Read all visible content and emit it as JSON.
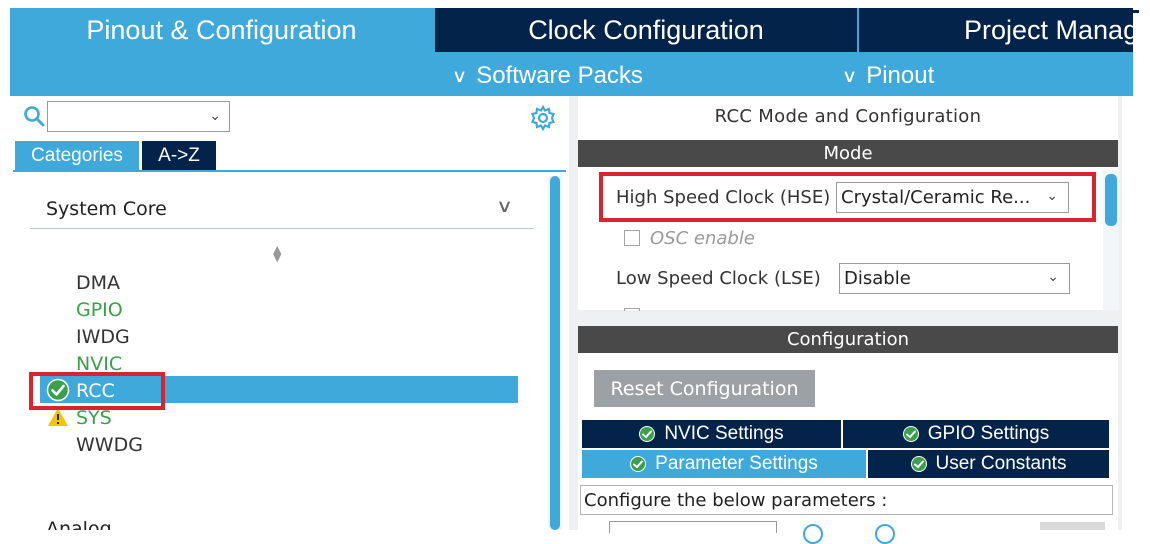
{
  "tabs": {
    "pinout": "Pinout & Configuration",
    "clock": "Clock Configuration",
    "project": "Project Manager"
  },
  "subnav": {
    "software_packs": "Software Packs",
    "pinout": "Pinout"
  },
  "left": {
    "search_value": "",
    "tab_categories": "Categories",
    "tab_az": "A->Z",
    "section_title": "System Core",
    "items": [
      "DMA",
      "GPIO",
      "IWDG",
      "NVIC",
      "RCC",
      "SYS",
      "WWDG"
    ],
    "item_status": {
      "GPIO": "configured",
      "NVIC": "configured",
      "RCC": "selected-ok",
      "SYS": "warning"
    },
    "next_section_partial": "Analog"
  },
  "right": {
    "title": "RCC Mode and Configuration",
    "mode_header": "Mode",
    "hse_label": "High Speed Clock (HSE)",
    "hse_value": "Crystal/Ceramic Re...",
    "osc_label": "OSC enable",
    "lse_label": "Low Speed Clock (LSE)",
    "lse_value": "Disable",
    "config_header": "Configuration",
    "reset_button": "Reset Configuration",
    "settings_tabs": {
      "nvic": "NVIC Settings",
      "gpio": "GPIO Settings",
      "parameter": "Parameter Settings",
      "user": "User Constants"
    },
    "param_info": "Configure the below parameters :"
  },
  "colors": {
    "accent_blue": "#3fa9dc",
    "navy": "#03234b",
    "dark_gray_header": "#494949",
    "highlight_red": "#d9232d",
    "ok_green": "#3c9f4c",
    "warning_yellow": "#f2c500"
  }
}
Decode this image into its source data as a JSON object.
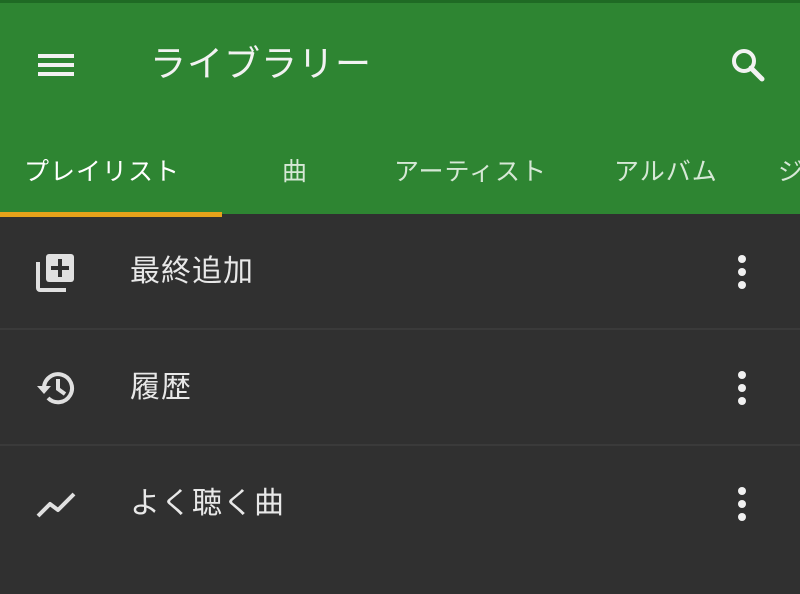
{
  "appbar": {
    "title": "ライブラリー",
    "menu_icon": "menu-icon",
    "search_icon": "search-icon",
    "color": "#2e8532"
  },
  "tabs": [
    {
      "label": "プレイリスト",
      "active": true
    },
    {
      "label": "曲",
      "active": false
    },
    {
      "label": "アーティスト",
      "active": false
    },
    {
      "label": "アルバム",
      "active": false
    },
    {
      "label": "ジ",
      "active": false
    }
  ],
  "tab_indicator_color": "#e6a21a",
  "playlists": [
    {
      "label": "最終追加",
      "icon": "library-add-icon"
    },
    {
      "label": "履歴",
      "icon": "history-icon"
    },
    {
      "label": "よく聴く曲",
      "icon": "trending-up-icon"
    }
  ],
  "more_icon": "more-vert-icon"
}
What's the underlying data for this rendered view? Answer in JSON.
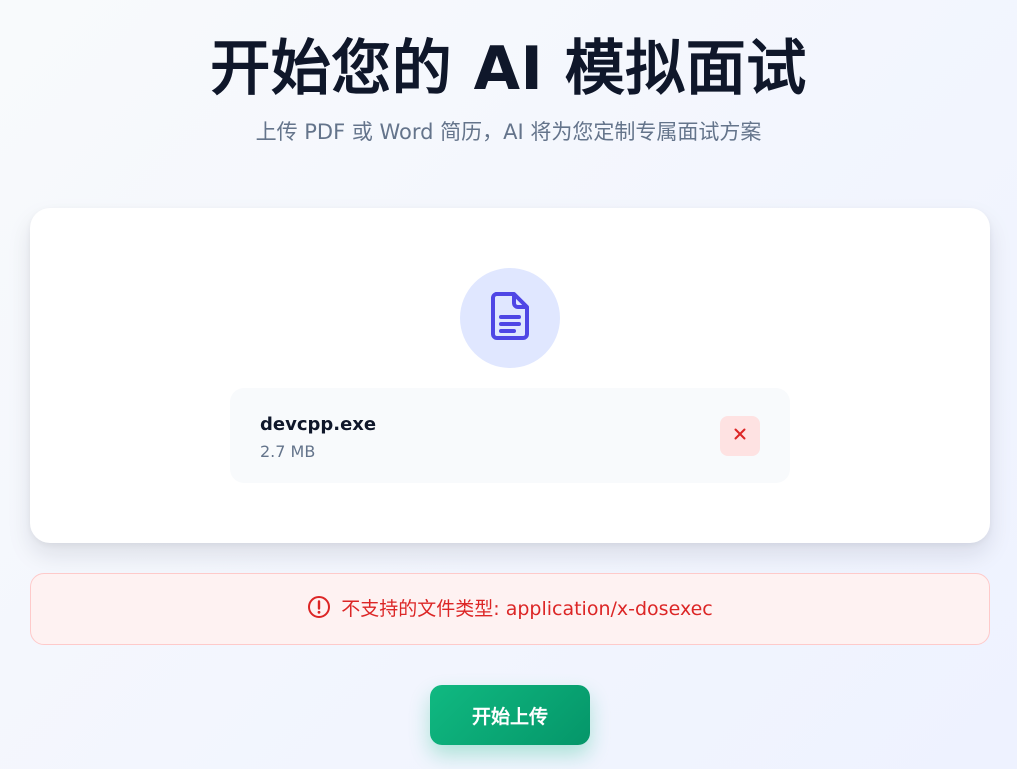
{
  "header": {
    "title": "开始您的 AI 模拟面试",
    "subtitle": "上传 PDF 或 Word 简历，AI 将为您定制专属面试方案"
  },
  "upload": {
    "icon": "document-icon",
    "file": {
      "name": "devcpp.exe",
      "size": "2.7 MB"
    },
    "remove_icon": "close-icon"
  },
  "error": {
    "icon": "alert-circle-icon",
    "message": "不支持的文件类型: application/x-dosexec"
  },
  "actions": {
    "upload_label": "开始上传"
  },
  "colors": {
    "accent": "#4f46e5",
    "icon_bg": "#e0e7ff",
    "error": "#dc2626",
    "error_bg": "#fef2f2",
    "success_start": "#10b981",
    "success_end": "#059669"
  }
}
========================================================================
GIVEN INSTRUCTION:
The material above must be printed exactly, with its pictures left out.

RESPONSE TO THIS EXERCISE:
Read all visible content and emit it as JSON.
{
  "tabs": {
    "pinout": "Pinout & Configuration",
    "clock": "Clock Configuration",
    "project": "Project Manager"
  },
  "subnav": {
    "software_packs": "Software Packs",
    "pinout": "Pinout"
  },
  "left": {
    "search_value": "",
    "tab_categories": "Categories",
    "tab_az": "A->Z",
    "section_title": "System Core",
    "items": [
      "DMA",
      "GPIO",
      "IWDG",
      "NVIC",
      "RCC",
      "SYS",
      "WWDG"
    ],
    "item_status": {
      "GPIO": "configured",
      "NVIC": "configured",
      "RCC": "selected-ok",
      "SYS": "warning"
    },
    "next_section_partial": "Analog"
  },
  "right": {
    "title": "RCC Mode and Configuration",
    "mode_header": "Mode",
    "hse_label": "High Speed Clock (HSE)",
    "hse_value": "Crystal/Ceramic Re...",
    "osc_label": "OSC enable",
    "lse_label": "Low Speed Clock (LSE)",
    "lse_value": "Disable",
    "config_header": "Configuration",
    "reset_button": "Reset Configuration",
    "settings_tabs": {
      "nvic": "NVIC Settings",
      "gpio": "GPIO Settings",
      "parameter": "Parameter Settings",
      "user": "User Constants"
    },
    "param_info": "Configure the below parameters :"
  },
  "colors": {
    "accent_blue": "#3fa9dc",
    "navy": "#03234b",
    "dark_gray_header": "#494949",
    "highlight_red": "#d9232d",
    "ok_green": "#3c9f4c",
    "warning_yellow": "#f2c500"
  }
}
Decode this image into its source data as a JSON object.
{
  "appbar": {
    "title": "ライブラリー",
    "menu_icon": "menu-icon",
    "search_icon": "search-icon",
    "color": "#2e8532"
  },
  "tabs": [
    {
      "label": "プレイリスト",
      "active": true
    },
    {
      "label": "曲",
      "active": false
    },
    {
      "label": "アーティスト",
      "active": false
    },
    {
      "label": "アルバム",
      "active": false
    },
    {
      "label": "ジ",
      "active": false
    }
  ],
  "tab_indicator_color": "#e6a21a",
  "playlists": [
    {
      "label": "最終追加",
      "icon": "library-add-icon"
    },
    {
      "label": "履歴",
      "icon": "history-icon"
    },
    {
      "label": "よく聴く曲",
      "icon": "trending-up-icon"
    }
  ],
  "more_icon": "more-vert-icon"
}
What's the underlying data for this rendered view? Answer in JSON.
{
  "header": {
    "title": "开始您的 AI 模拟面试",
    "subtitle": "上传 PDF 或 Word 简历，AI 将为您定制专属面试方案"
  },
  "upload": {
    "icon": "document-icon",
    "file": {
      "name": "devcpp.exe",
      "size": "2.7 MB"
    },
    "remove_icon": "close-icon"
  },
  "error": {
    "icon": "alert-circle-icon",
    "message": "不支持的文件类型: application/x-dosexec"
  },
  "actions": {
    "upload_label": "开始上传"
  },
  "colors": {
    "accent": "#4f46e5",
    "icon_bg": "#e0e7ff",
    "error": "#dc2626",
    "error_bg": "#fef2f2",
    "success_start": "#10b981",
    "success_end": "#059669"
  }
}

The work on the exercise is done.